» À faire:
1: Mettez à jour un passage de l'extrait sur la cafétéria de Paris-Dauphine : commencez aux mots « Dès 7h du matin, Sylvie, serveuse » et arrêtez-vous après « à utiliser ? ». Remplacez « cafétéria » par « cantine ».
2: Dans les données, recopiez telles quelles les lignes qui vont de celle contenant « - logo-mark-icon: C D: [66, 14, 132, 84] » jusqu'à celle contenant « - get-in-touch-button[interactable]: Get », les deux comprises.

======== Extrait retenu ========

Les paninis de Paris-Dauphine, à la chaîne

Dès 7h du matin, Sylvie, serveuse de la cafétéria de l’université Paris-Dauphine, s’active pour la préparation de son service. Quelles tâches à remplir ? Quels produits à utiliser ?

Une vingtaine de gros cartons beiges est empilée près d’une porte blanche. Sylvie, qui est arrivé depuis 5 minutes paraît anxieuse. Elle rouspète tout en enfilant son tablier violet « Je suis vraiment en retard et regardez déjà toutes les commandes qu’on a reçu ce matin ». Nous sommes mercredi 29 novembre 2017 dans le hall de l’université Paris-Dauphine située dans le 16ème arrondissement de Paris, il est 7h05 du matin. Sylvie est la première de son équipe arrivée. Munie d’un trousseau de clés en argent, elle ouvre successivement deux portes qui entourent l’entrée de la cafétéria. L’une mène aux cuisines, l’autre à une pièce sombre où sont stockés de nombreux autres cartons. Il faudra faire une dizaine d’aller-retour entre les deux pièces pour que les plans de travail de la cuisine soient équipés du nécessaire pour la préparation matinale. Une fois les nouveaux cartons placés dans la pièce de stockage, il faut donc se diriger vers la cuisine. La pièce est rectangulaire d’une superficie d’environ 10 mètres carrés. De part et d’autre de la salle, plusieurs plans de travail blancs sont accolés. On y trouve également un lave-vaisselle, un évier en aluminium et une grande poubelle. Une autre salle est accessible par le fond de la cuisine. C’est la salle de cuisson qui a à peu près la même superficie. Elle contient des fours, des plaques de cuisson, un grand frigidaire. Nous n’obtiendrons pas la possibilité de prendre des photos du lieu ni de la préparation effectuée au cours de la matinée.

Préparer dans la précipitation

Sylvie dépose sur les plans de travail de la première salle les derniers sacs de surgelés. La jeune femme de 28 ans travaille ici depuis bientôt 5 ans et comme deux autres matins dans la semaine, elle doit préparer le service pour la journée avant de servir les étudiants jusqu’à 16h. Il lui reste une heure pour remplir l’ensemble des tâches du matin. « La première chose à laquelle il faut penser, c’est faire cuire les croissants et les pains au chocolat » explique la serveuse en ouvrant les portes des trois grands fours situés dans la salle du fond. Des étudiants viennent chercher leur croissant dès 8h15 du matin, il ne faut pas leur faire faux bond. Il faut surtout aller très vite. Sur de grandes grilles en acier, la jeune femme dépose du papier à cuisson qu’elle déchire vivement par un grand geste du bras. Elle y ajoute à la chaîne les viennoiseries surgelées. Certaines sont déposées en vrac sur les grilles qui sont ensuite glissées dans les fours. La cuisson dure 20 minutes, mais pas un seul regard se sera jeté en direction des fours durant ce précieux temps. 

Les pâtisseries, une fois cuites sont placées derrière les vitrines.

======== Données d'entrée ========

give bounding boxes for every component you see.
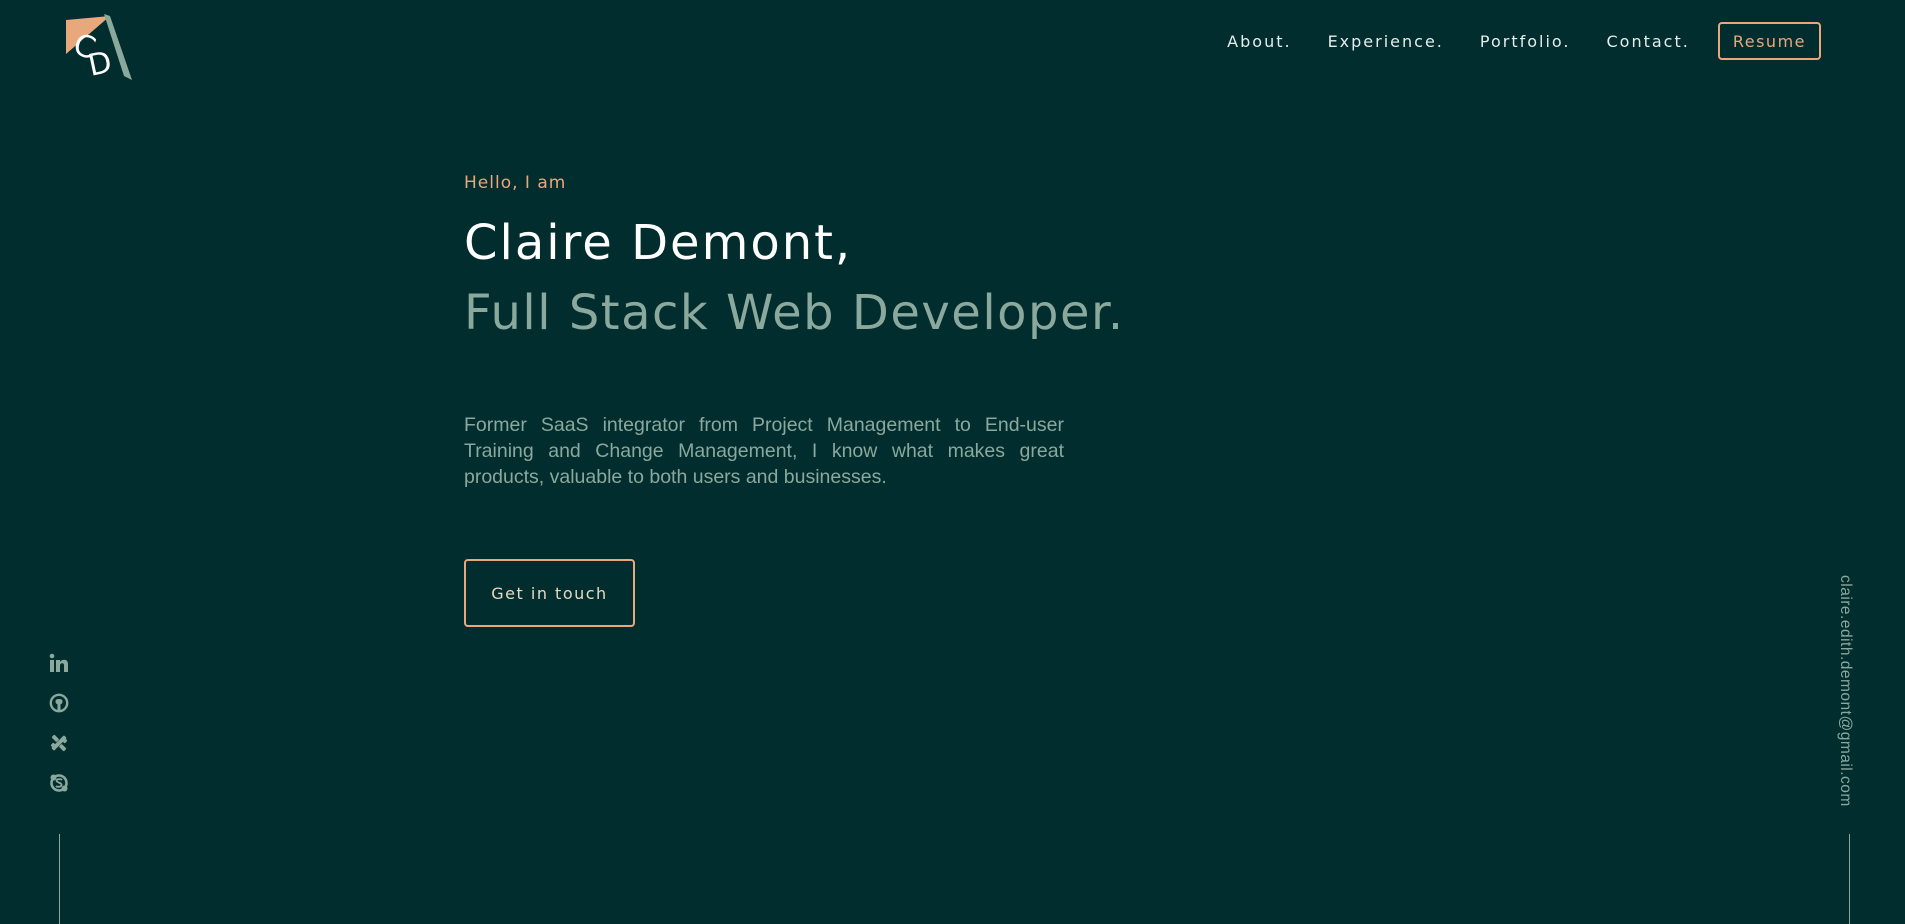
- logo-mark-icon: C D: [66, 14, 132, 84]
- kaggle-link[interactable]: [48, 732, 70, 754]
- logo-letter-d: D: [85, 45, 115, 82]
- nav-link-portfolio[interactable]: Portfolio.: [1480, 32, 1571, 51]
- resume-button[interactable]: Resume: [1717, 22, 1821, 60]
- email-divider-line: [1849, 834, 1850, 924]
- linkedin-icon: [49, 653, 68, 672]
- hero-role: Full Stack Web Developer.: [464, 285, 1125, 341]
- hero-greeting: Hello, I am: [464, 173, 567, 193]
- linkedin-link[interactable]: [48, 652, 70, 674]
- kaggle-icon: [50, 734, 68, 752]
- nav-link-about[interactable]: About.: [1227, 32, 1291, 51]
- social-links: [47, 652, 71, 812]
- nav-link-contact[interactable]: Contact.: [1607, 32, 1690, 51]
- hero-intro: Former SaaS integrator from Project Mana…: [464, 414, 1064, 488]
- page: C D About. Experience. Portfolio. Contac…: [0, 0, 1905, 924]
- nav-link-experience[interactable]: Experience.: [1328, 32, 1444, 51]
- main-nav: About. Experience. Portfolio. Contact. R…: [1191, 21, 1821, 61]
- github-icon: [49, 693, 69, 713]
- skype-icon: [50, 774, 68, 792]
- social-divider-line: [59, 834, 60, 924]
- hero-section: Hello, I am Claire Demont, Full Stack We…: [464, 170, 1125, 627]
- email-link[interactable]: claire.edith.demont@gmail.com: [1836, 575, 1854, 807]
- github-link[interactable]: [48, 692, 70, 714]
- get-in-touch-button[interactable]: Get in touch: [464, 559, 635, 627]
- hero-name: Claire Demont,: [464, 215, 853, 271]
- skype-link[interactable]: [48, 772, 70, 794]
- logo[interactable]: C D: [64, 12, 134, 84]
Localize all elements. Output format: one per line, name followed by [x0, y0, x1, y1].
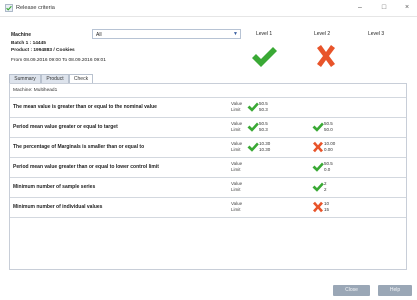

========

» Liste des solutions:
1:
Dès 7h du matin, Sylvie, serveuse de la cantine de l’université Paris-Dauphine, s’active pour la préparation de son service. Quelles tâches à remplir ? Quels produits à utiliser ?

2:
- logo-mark-icon: C D: [66, 14, 132, 84]
- kaggle-link[interactable]: [48, 732, 70, 754]
- logo-letter-d: D: [85, 45, 115, 82]
- nav-link-portfolio[interactable]: Portfolio.: [1480, 32, 1571, 51]
- resume-button[interactable]: Resume: [1717, 22, 1821, 60]
- email-divider-line: [1849, 834, 1850, 924]
- linkedin-icon: [49, 653, 68, 672]
- hero-role: Full Stack Web Developer.: [464, 285, 1125, 341]
- hero-greeting: Hello, I am: [464, 173, 567, 193]
- linkedin-link[interactable]: [48, 652, 70, 674]
- kaggle-icon: [50, 734, 68, 752]
- nav-link-about[interactable]: About.: [1227, 32, 1291, 51]
- social-links: [47, 652, 71, 812]
- nav-link-contact[interactable]: Contact.: [1607, 32, 1690, 51]
- hero-intro: Former SaaS integrator from Project Mana…: [464, 414, 1064, 488]
- page: C D About. Experience. Portfolio. Contac…: [0, 0, 1905, 924]
- nav-link-experience[interactable]: Experience.: [1328, 32, 1444, 51]
- main-nav: About. Experience. Portfolio. Contact. R…: [1191, 21, 1821, 61]
- github-icon: [49, 693, 69, 713]
- skype-icon: [50, 774, 68, 792]
- social-divider-line: [59, 834, 60, 924]
- hero-section: Hello, I am Claire Demont, Full Stack We…: [464, 170, 1125, 627]
- email-link[interactable]: claire.edith.demont@gmail.com: [1836, 575, 1854, 807]
- github-link[interactable]: [48, 692, 70, 714]
- get-in-touch-button[interactable]: Get in touch: [464, 559, 635, 627]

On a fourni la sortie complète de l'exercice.